### Challenge
Lines containing the word "this" are to be located and copied.

### Data section
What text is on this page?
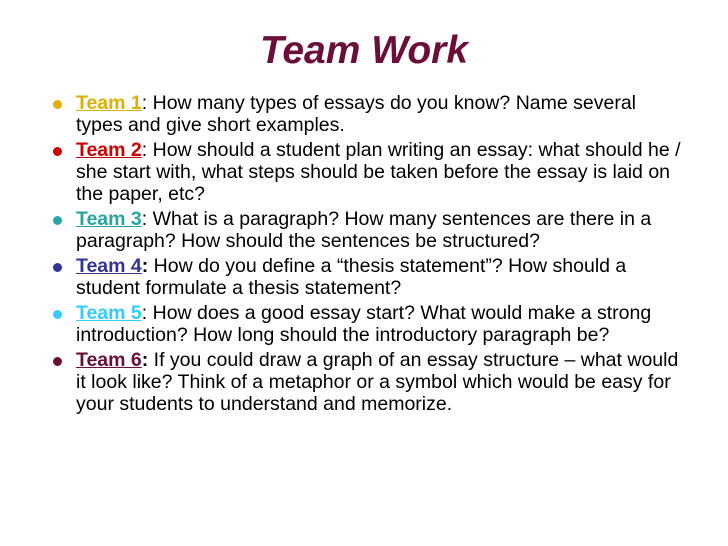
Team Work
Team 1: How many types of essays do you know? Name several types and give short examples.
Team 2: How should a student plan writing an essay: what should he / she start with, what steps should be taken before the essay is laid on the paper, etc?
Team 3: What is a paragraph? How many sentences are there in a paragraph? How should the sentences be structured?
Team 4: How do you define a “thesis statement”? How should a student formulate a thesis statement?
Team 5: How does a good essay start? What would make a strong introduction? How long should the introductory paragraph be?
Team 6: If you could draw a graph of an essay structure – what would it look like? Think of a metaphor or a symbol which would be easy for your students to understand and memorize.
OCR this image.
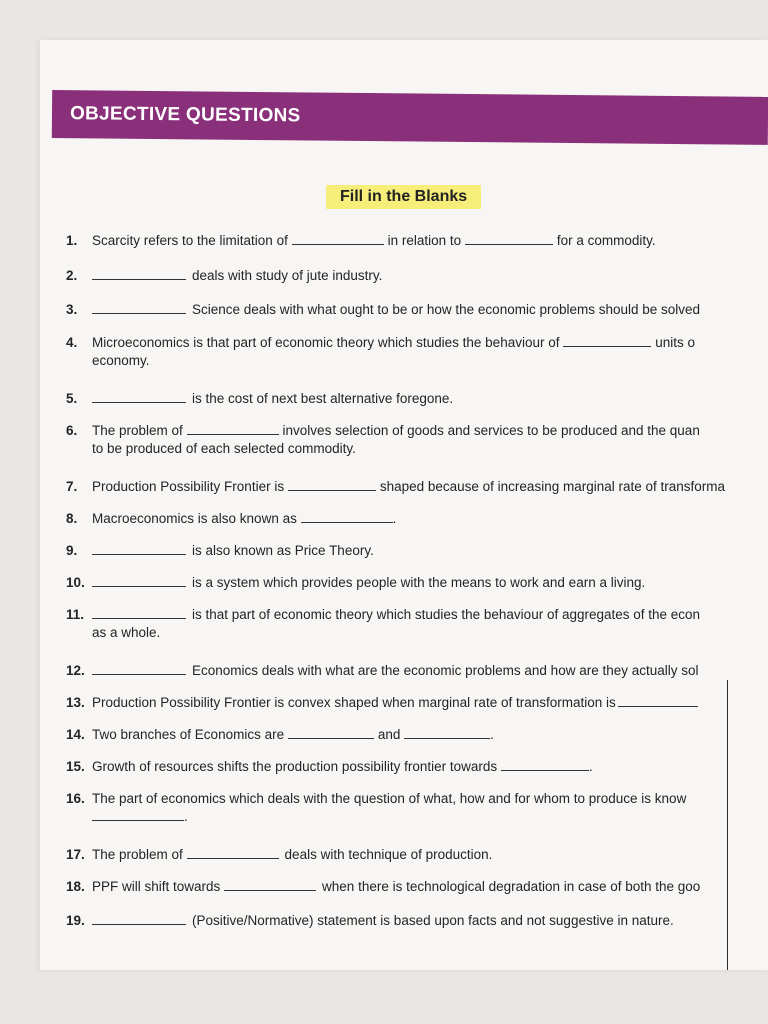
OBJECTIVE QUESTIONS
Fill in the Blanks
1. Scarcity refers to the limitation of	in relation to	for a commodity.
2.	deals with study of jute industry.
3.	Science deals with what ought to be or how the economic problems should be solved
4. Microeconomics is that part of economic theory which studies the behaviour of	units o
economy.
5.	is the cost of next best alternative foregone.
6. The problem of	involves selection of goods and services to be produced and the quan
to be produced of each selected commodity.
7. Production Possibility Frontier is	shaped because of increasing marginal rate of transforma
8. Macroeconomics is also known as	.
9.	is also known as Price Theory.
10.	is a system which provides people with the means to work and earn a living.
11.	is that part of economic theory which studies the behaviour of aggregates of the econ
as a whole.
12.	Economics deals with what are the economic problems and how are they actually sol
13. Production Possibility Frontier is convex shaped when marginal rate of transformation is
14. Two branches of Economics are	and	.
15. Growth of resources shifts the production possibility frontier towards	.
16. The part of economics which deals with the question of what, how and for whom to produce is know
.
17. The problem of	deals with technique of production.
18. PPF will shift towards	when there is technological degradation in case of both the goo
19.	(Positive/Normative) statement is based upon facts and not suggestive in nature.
...
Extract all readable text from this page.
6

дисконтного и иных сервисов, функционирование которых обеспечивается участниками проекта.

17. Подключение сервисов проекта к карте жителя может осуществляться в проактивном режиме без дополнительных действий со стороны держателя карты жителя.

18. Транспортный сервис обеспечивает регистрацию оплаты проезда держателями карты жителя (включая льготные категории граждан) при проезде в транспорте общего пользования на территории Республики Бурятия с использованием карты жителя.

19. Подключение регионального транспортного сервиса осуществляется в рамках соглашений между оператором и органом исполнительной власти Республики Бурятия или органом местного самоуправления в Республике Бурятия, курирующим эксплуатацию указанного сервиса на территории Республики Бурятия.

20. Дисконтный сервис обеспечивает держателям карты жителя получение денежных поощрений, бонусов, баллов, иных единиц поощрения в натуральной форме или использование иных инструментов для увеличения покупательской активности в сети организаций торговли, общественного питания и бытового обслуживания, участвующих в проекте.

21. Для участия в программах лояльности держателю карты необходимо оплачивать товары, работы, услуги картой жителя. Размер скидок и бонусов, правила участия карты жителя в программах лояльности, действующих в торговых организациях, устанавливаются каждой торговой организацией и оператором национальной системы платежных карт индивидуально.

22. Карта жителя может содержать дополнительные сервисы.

### Output of the exercise
What text is on this page?
OCR this image.
Extract all readable text from this page.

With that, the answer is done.